═════ Supplied data

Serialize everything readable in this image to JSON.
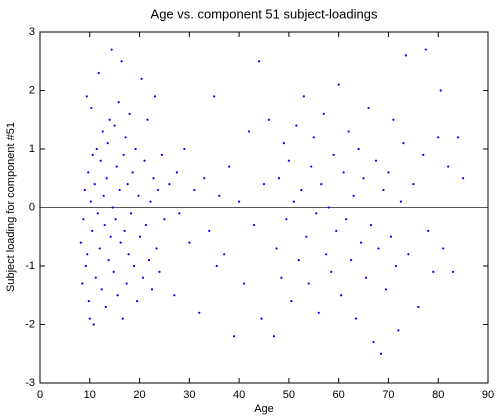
{
  "chart_data": {
    "type": "scatter",
    "title": "Age vs. component 51 subject-loadings",
    "x_label": "Age",
    "y_label": "Subject loading for component #51",
    "color": "#0000ff",
    "hline": 0,
    "xlim": [
      0,
      90
    ],
    "xticks": [
      0,
      10,
      20,
      30,
      40,
      50,
      60,
      70,
      80,
      90
    ],
    "ylim": [
      -3,
      3
    ],
    "yticks": [
      -3,
      -2,
      -1,
      0,
      1,
      2,
      3
    ],
    "x": [
      8.2,
      8.5,
      8.7,
      9,
      9.2,
      9.4,
      9.5,
      9.7,
      9.8,
      10,
      10.2,
      10.3,
      10.5,
      10.6,
      10.8,
      11,
      11.2,
      11.4,
      11.6,
      11.8,
      12,
      12.2,
      12.4,
      12.6,
      12.8,
      13,
      13.2,
      13.4,
      13.6,
      13.8,
      14,
      14.2,
      14.4,
      14.6,
      14.8,
      15,
      15.2,
      15.4,
      15.6,
      15.8,
      16,
      16.2,
      16.4,
      16.6,
      16.8,
      17,
      17.2,
      17.4,
      17.6,
      17.8,
      18,
      18.3,
      18.6,
      18.9,
      19.2,
      19.5,
      19.8,
      20.1,
      20.4,
      20.7,
      21,
      21.3,
      21.6,
      21.9,
      22.2,
      22.5,
      22.8,
      23.1,
      23.4,
      23.7,
      24,
      24.5,
      25,
      26,
      27,
      27.5,
      28,
      29,
      30,
      31,
      32,
      33,
      34,
      35,
      35.5,
      36,
      37,
      38,
      39,
      40,
      41,
      42,
      43,
      44,
      44.5,
      45,
      46,
      47,
      47.5,
      48,
      48.5,
      49,
      49.5,
      50,
      50.5,
      51,
      51.5,
      52,
      52.5,
      53,
      53.5,
      54,
      54.5,
      55,
      55.5,
      56,
      56.5,
      57,
      57.5,
      58,
      58.5,
      59,
      59.5,
      60,
      60.5,
      61,
      61.5,
      62,
      62.5,
      63,
      63.5,
      64,
      64.5,
      65,
      65.5,
      66,
      66.5,
      67,
      67.5,
      68,
      68.5,
      69,
      69.5,
      70,
      70.5,
      71,
      71.5,
      72,
      72.5,
      73,
      73.5,
      74,
      75,
      76,
      77,
      77.5,
      78,
      79,
      80,
      80.5,
      81,
      82,
      83,
      84,
      85
    ],
    "values": [
      -0.6,
      -1.3,
      -0.2,
      0.3,
      -1.0,
      1.9,
      -0.8,
      0.6,
      -1.6,
      -1.9,
      0.1,
      1.7,
      -0.4,
      0.9,
      -2.0,
      0.4,
      -1.2,
      1.0,
      -0.1,
      2.3,
      -0.7,
      0.8,
      -1.4,
      1.3,
      0.2,
      -0.3,
      -1.7,
      0.5,
      1.1,
      -0.9,
      1.5,
      -0.5,
      2.7,
      0.0,
      -1.1,
      1.4,
      -0.2,
      0.7,
      -1.5,
      1.8,
      0.3,
      -0.6,
      2.5,
      -1.9,
      0.9,
      -0.4,
      1.2,
      -1.3,
      0.4,
      -0.8,
      1.6,
      -0.1,
      0.6,
      -1.0,
      1.0,
      -1.6,
      0.2,
      -0.5,
      2.2,
      -1.2,
      0.8,
      -0.3,
      1.5,
      -0.9,
      0.1,
      -1.4,
      0.5,
      1.9,
      -0.7,
      0.3,
      -1.1,
      0.9,
      -0.2,
      0.4,
      -1.5,
      0.6,
      -0.1,
      1.0,
      -0.6,
      0.3,
      -1.8,
      0.5,
      -0.4,
      1.9,
      -1.0,
      0.2,
      -0.8,
      0.7,
      -2.2,
      0.1,
      -1.3,
      1.3,
      -0.3,
      2.5,
      -1.9,
      0.4,
      1.5,
      -2.2,
      -0.7,
      0.5,
      -1.2,
      1.1,
      -0.2,
      0.8,
      -1.6,
      0.1,
      1.4,
      -0.9,
      0.3,
      1.9,
      -0.5,
      -1.3,
      0.7,
      1.2,
      -0.1,
      -1.8,
      0.4,
      1.6,
      -0.8,
      0.0,
      -1.1,
      0.9,
      -0.4,
      2.1,
      -1.5,
      0.6,
      -0.2,
      1.3,
      -0.9,
      0.2,
      -1.9,
      1.0,
      -0.6,
      0.5,
      -1.2,
      1.7,
      -0.3,
      -2.3,
      0.8,
      -0.7,
      -2.5,
      0.3,
      -1.4,
      0.6,
      -0.5,
      1.5,
      -1.0,
      -2.1,
      0.1,
      1.1,
      2.6,
      -0.8,
      0.4,
      -1.7,
      0.9,
      2.7,
      -0.4,
      -1.1,
      1.2,
      2.0,
      -0.7,
      0.7,
      -1.1,
      1.2,
      0.5
    ]
  }
}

══════════

What the exercise asks:
Among the lines above, count those containing the word "component" and give nothing but the result.

Expected answer:
2